§ **Raw data**

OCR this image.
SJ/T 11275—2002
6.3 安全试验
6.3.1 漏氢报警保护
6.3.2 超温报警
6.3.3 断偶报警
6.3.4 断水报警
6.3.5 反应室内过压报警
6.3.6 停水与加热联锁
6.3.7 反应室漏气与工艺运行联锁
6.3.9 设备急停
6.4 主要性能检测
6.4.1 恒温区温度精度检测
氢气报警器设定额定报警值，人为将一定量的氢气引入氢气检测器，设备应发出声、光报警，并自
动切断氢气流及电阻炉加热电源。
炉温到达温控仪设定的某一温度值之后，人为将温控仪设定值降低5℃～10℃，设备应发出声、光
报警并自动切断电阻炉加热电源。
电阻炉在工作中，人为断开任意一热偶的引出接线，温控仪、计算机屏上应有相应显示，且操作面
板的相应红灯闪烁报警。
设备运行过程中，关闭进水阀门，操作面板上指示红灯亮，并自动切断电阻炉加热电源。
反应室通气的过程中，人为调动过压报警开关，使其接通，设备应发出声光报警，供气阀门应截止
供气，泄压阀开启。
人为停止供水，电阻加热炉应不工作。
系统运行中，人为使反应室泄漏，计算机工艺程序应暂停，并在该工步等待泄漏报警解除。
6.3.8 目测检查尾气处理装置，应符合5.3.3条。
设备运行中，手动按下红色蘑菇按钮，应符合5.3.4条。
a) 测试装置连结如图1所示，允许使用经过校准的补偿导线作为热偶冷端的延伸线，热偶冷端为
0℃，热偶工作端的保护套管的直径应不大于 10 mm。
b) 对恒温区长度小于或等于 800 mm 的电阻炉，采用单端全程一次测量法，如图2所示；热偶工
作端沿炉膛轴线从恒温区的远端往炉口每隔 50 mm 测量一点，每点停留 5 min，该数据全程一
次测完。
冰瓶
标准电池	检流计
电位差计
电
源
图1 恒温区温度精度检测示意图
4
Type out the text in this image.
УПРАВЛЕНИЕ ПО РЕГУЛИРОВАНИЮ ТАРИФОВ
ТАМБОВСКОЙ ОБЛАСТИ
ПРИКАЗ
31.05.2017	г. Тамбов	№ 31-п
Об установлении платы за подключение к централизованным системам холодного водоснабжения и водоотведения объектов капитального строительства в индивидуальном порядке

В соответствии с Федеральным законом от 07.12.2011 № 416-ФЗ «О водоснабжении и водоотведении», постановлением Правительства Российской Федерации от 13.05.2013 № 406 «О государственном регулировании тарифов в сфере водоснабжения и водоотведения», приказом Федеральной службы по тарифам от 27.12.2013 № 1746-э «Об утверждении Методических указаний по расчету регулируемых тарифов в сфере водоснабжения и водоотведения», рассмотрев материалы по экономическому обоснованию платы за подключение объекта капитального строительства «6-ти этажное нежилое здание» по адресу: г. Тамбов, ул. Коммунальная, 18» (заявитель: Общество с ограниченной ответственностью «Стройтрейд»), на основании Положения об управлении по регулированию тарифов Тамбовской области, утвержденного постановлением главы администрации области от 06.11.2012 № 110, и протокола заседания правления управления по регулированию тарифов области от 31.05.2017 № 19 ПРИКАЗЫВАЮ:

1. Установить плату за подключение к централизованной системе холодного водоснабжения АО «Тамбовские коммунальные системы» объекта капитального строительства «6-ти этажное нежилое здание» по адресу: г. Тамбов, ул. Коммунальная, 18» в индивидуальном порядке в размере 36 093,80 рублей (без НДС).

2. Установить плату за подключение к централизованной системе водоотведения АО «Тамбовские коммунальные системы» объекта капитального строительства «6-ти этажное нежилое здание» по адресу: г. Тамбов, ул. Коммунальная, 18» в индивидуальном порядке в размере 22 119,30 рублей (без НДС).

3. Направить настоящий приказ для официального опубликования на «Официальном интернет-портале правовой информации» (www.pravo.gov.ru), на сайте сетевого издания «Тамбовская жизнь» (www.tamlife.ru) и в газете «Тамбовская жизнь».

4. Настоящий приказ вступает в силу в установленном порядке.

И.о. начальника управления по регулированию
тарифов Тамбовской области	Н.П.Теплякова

§ **What is expected**
Write out all the data again, exactly as it appears.

§ **Exercise result**
OCR this image.
SJ/T 11275—2002
6.3 安全试验
6.3.1 漏氢报警保护
6.3.2 超温报警
6.3.3 断偶报警
6.3.4 断水报警
6.3.5 反应室内过压报警
6.3.6 停水与加热联锁
6.3.7 反应室漏气与工艺运行联锁
6.3.9 设备急停
6.4 主要性能检测
6.4.1 恒温区温度精度检测
氢气报警器设定额定报警值，人为将一定量的氢气引入氢气检测器，设备应发出声、光报警，并自
动切断氢气流及电阻炉加热电源。
炉温到达温控仪设定的某一温度值之后，人为将温控仪设定值降低5℃～10℃，设备应发出声、光
报警并自动切断电阻炉加热电源。
电阻炉在工作中，人为断开任意一热偶的引出接线，温控仪、计算机屏上应有相应显示，且操作面
板的相应红灯闪烁报警。
设备运行过程中，关闭进水阀门，操作面板上指示红灯亮，并自动切断电阻炉加热电源。
反应室通气的过程中，人为调动过压报警开关，使其接通，设备应发出声光报警，供气阀门应截止
供气，泄压阀开启。
人为停止供水，电阻加热炉应不工作。
系统运行中，人为使反应室泄漏，计算机工艺程序应暂停，并在该工步等待泄漏报警解除。
6.3.8 目测检查尾气处理装置，应符合5.3.3条。
设备运行中，手动按下红色蘑菇按钮，应符合5.3.4条。
a) 测试装置连结如图1所示，允许使用经过校准的补偿导线作为热偶冷端的延伸线，热偶冷端为
0℃，热偶工作端的保护套管的直径应不大于 10 mm。
b) 对恒温区长度小于或等于 800 mm 的电阻炉，采用单端全程一次测量法，如图2所示；热偶工
作端沿炉膛轴线从恒温区的远端往炉口每隔 50 mm 测量一点，每点停留 5 min，该数据全程一
次测完。
冰瓶
标准电池	检流计
电位差计
电
源
图1 恒温区温度精度检测示意图
4
Type out the text in this image.
УПРАВЛЕНИЕ ПО РЕГУЛИРОВАНИЮ ТАРИФОВ
ТАМБОВСКОЙ ОБЛАСТИ
ПРИКАЗ
31.05.2017	г. Тамбов	№ 31-п
Об установлении платы за подключение к централизованным системам холодного водоснабжения и водоотведения объектов капитального строительства в индивидуальном порядке

В соответствии с Федеральным законом от 07.12.2011 № 416-ФЗ «О водоснабжении и водоотведении», постановлением Правительства Российской Федерации от 13.05.2013 № 406 «О государственном регулировании тарифов в сфере водоснабжения и водоотведения», приказом Федеральной службы по тарифам от 27.12.2013 № 1746-э «Об утверждении Методических указаний по расчету регулируемых тарифов в сфере водоснабжения и водоотведения», рассмотрев материалы по экономическому обоснованию платы за подключение объекта капитального строительства «6-ти этажное нежилое здание» по адресу: г. Тамбов, ул. Коммунальная, 18» (заявитель: Общество с ограниченной ответственностью «Стройтрейд»), на основании Положения об управлении по регулированию тарифов Тамбовской области, утвержденного постановлением главы администрации области от 06.11.2012 № 110, и протокола заседания правления управления по регулированию тарифов области от 31.05.2017 № 19 ПРИКАЗЫВАЮ:

1. Установить плату за подключение к централизованной системе холодного водоснабжения АО «Тамбовские коммунальные системы» объекта капитального строительства «6-ти этажное нежилое здание» по адресу: г. Тамбов, ул. Коммунальная, 18» в индивидуальном порядке в размере 36 093,80 рублей (без НДС).

2. Установить плату за подключение к централизованной системе водоотведения АО «Тамбовские коммунальные системы» объекта капитального строительства «6-ти этажное нежилое здание» по адресу: г. Тамбов, ул. Коммунальная, 18» в индивидуальном порядке в размере 22 119,30 рублей (без НДС).

3. Направить настоящий приказ для официального опубликования на «Официальном интернет-портале правовой информации» (www.pravo.gov.ru), на сайте сетевого издания «Тамбовская жизнь» (www.tamlife.ru) и в газете «Тамбовская жизнь».

4. Настоящий приказ вступает в силу в установленном порядке.

И.о. начальника управления по регулированию
тарифов Тамбовской области	Н.П.Теплякова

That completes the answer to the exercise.